- PROMPT -
Can you edit the rows below so that every "gridlines" becomes "grid-lines", with nothing else changed?

- EXCERPTED DATA -
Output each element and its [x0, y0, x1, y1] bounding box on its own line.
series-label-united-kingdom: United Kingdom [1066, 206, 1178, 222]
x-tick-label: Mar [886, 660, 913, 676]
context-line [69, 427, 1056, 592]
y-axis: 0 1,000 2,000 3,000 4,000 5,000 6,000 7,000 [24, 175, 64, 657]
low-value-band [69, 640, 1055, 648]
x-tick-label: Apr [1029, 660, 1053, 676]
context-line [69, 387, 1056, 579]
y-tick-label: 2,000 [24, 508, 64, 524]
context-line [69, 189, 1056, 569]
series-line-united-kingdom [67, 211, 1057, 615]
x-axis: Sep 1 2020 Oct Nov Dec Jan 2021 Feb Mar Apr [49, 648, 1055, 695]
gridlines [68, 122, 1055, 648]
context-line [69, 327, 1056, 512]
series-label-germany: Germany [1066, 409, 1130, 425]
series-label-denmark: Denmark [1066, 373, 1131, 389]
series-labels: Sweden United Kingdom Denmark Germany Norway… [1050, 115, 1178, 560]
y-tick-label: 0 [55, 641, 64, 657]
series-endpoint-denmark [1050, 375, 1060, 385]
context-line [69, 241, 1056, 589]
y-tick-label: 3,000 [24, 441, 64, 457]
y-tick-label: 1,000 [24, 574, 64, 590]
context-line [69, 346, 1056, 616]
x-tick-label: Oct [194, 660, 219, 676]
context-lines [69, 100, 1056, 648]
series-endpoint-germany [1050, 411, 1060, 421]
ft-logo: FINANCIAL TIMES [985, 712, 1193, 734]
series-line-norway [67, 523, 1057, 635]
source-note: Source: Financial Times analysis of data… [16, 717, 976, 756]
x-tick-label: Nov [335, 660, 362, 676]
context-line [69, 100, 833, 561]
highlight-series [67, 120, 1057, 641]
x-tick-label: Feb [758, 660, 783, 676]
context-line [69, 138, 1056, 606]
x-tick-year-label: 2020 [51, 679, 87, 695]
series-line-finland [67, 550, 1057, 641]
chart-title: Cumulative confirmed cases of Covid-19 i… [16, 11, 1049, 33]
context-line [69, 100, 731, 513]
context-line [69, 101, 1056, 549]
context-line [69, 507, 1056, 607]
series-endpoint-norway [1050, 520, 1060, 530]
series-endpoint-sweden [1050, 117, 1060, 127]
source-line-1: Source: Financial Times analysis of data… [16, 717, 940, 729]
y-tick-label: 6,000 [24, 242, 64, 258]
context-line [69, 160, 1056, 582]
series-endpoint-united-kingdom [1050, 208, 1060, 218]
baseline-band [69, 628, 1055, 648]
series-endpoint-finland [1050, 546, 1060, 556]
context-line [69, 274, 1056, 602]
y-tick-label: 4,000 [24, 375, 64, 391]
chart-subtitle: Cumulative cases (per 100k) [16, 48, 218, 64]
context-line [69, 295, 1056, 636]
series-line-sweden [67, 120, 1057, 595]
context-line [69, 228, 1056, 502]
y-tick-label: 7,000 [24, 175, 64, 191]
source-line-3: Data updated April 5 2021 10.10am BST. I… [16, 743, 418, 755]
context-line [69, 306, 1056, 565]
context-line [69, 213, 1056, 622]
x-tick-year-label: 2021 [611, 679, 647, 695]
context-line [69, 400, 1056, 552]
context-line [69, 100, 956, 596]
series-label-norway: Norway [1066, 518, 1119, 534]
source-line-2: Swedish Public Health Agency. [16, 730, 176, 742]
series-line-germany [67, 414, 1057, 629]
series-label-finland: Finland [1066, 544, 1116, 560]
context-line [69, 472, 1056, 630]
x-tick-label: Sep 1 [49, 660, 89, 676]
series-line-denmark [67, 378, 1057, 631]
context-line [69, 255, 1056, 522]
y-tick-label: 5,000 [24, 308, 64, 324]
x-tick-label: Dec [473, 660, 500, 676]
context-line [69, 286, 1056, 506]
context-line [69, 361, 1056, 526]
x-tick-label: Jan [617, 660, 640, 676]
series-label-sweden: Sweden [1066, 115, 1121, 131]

- ANSWER TO THE PROBLEM -
Output each element and its [x0, y0, x1, y1] bounding box on its own line.
series-label-united-kingdom: United Kingdom [1066, 206, 1178, 222]
x-tick-label: Mar [886, 660, 913, 676]
context-line [69, 427, 1056, 592]
y-axis: 0 1,000 2,000 3,000 4,000 5,000 6,000 7,000 [24, 175, 64, 657]
low-value-band [69, 640, 1055, 648]
x-tick-label: Apr [1029, 660, 1053, 676]
context-line [69, 387, 1056, 579]
y-tick-label: 2,000 [24, 508, 64, 524]
context-line [69, 189, 1056, 569]
series-line-united-kingdom [67, 211, 1057, 615]
x-axis: Sep 1 2020 Oct Nov Dec Jan 2021 Feb Mar Apr [49, 648, 1055, 695]
grid-lines [68, 122, 1055, 648]
context-line [69, 327, 1056, 512]
series-label-germany: Germany [1066, 409, 1130, 425]
series-label-denmark: Denmark [1066, 373, 1131, 389]
series-labels: Sweden United Kingdom Denmark Germany Norway… [1050, 115, 1178, 560]
y-tick-label: 0 [55, 641, 64, 657]
series-endpoint-denmark [1050, 375, 1060, 385]
context-line [69, 241, 1056, 589]
y-tick-label: 3,000 [24, 441, 64, 457]
y-tick-label: 1,000 [24, 574, 64, 590]
context-line [69, 346, 1056, 616]
x-tick-label: Oct [194, 660, 219, 676]
context-lines [69, 100, 1056, 648]
series-endpoint-germany [1050, 411, 1060, 421]
ft-logo: FINANCIAL TIMES [985, 712, 1193, 734]
series-line-norway [67, 523, 1057, 635]
source-note: Source: Financial Times analysis of data… [16, 717, 976, 756]
x-tick-label: Nov [335, 660, 362, 676]
context-line [69, 100, 833, 561]
highlight-series [67, 120, 1057, 641]
x-tick-label: Feb [758, 660, 783, 676]
context-line [69, 138, 1056, 606]
x-tick-year-label: 2020 [51, 679, 87, 695]
series-line-finland [67, 550, 1057, 641]
chart-title: Cumulative confirmed cases of Covid-19 i… [16, 11, 1049, 33]
context-line [69, 100, 731, 513]
context-line [69, 101, 1056, 549]
context-line [69, 507, 1056, 607]
series-endpoint-norway [1050, 520, 1060, 530]
series-endpoint-sweden [1050, 117, 1060, 127]
source-line-1: Source: Financial Times analysis of data… [16, 717, 940, 729]
y-tick-label: 6,000 [24, 242, 64, 258]
context-line [69, 160, 1056, 582]
series-endpoint-united-kingdom [1050, 208, 1060, 218]
baseline-band [69, 628, 1055, 648]
series-endpoint-finland [1050, 546, 1060, 556]
context-line [69, 274, 1056, 602]
y-tick-label: 4,000 [24, 375, 64, 391]
chart-subtitle: Cumulative cases (per 100k) [16, 48, 218, 64]
context-line [69, 295, 1056, 636]
series-line-sweden [67, 120, 1057, 595]
context-line [69, 228, 1056, 502]
y-tick-label: 7,000 [24, 175, 64, 191]
source-line-3: Data updated April 5 2021 10.10am BST. I… [16, 743, 418, 755]
context-line [69, 306, 1056, 565]
context-line [69, 213, 1056, 622]
x-tick-year-label: 2021 [611, 679, 647, 695]
context-line [69, 400, 1056, 552]
context-line [69, 100, 956, 596]
series-label-norway: Norway [1066, 518, 1119, 534]
source-line-2: Swedish Public Health Agency. [16, 730, 176, 742]
series-line-germany [67, 414, 1057, 629]
series-label-finland: Finland [1066, 544, 1116, 560]
context-line [69, 472, 1056, 630]
x-tick-label: Sep 1 [49, 660, 89, 676]
series-line-denmark [67, 378, 1057, 631]
context-line [69, 255, 1056, 522]
y-tick-label: 5,000 [24, 308, 64, 324]
x-tick-label: Dec [473, 660, 500, 676]
context-line [69, 286, 1056, 506]
context-line [69, 361, 1056, 526]
x-tick-label: Jan [617, 660, 640, 676]
series-label-sweden: Sweden [1066, 115, 1121, 131]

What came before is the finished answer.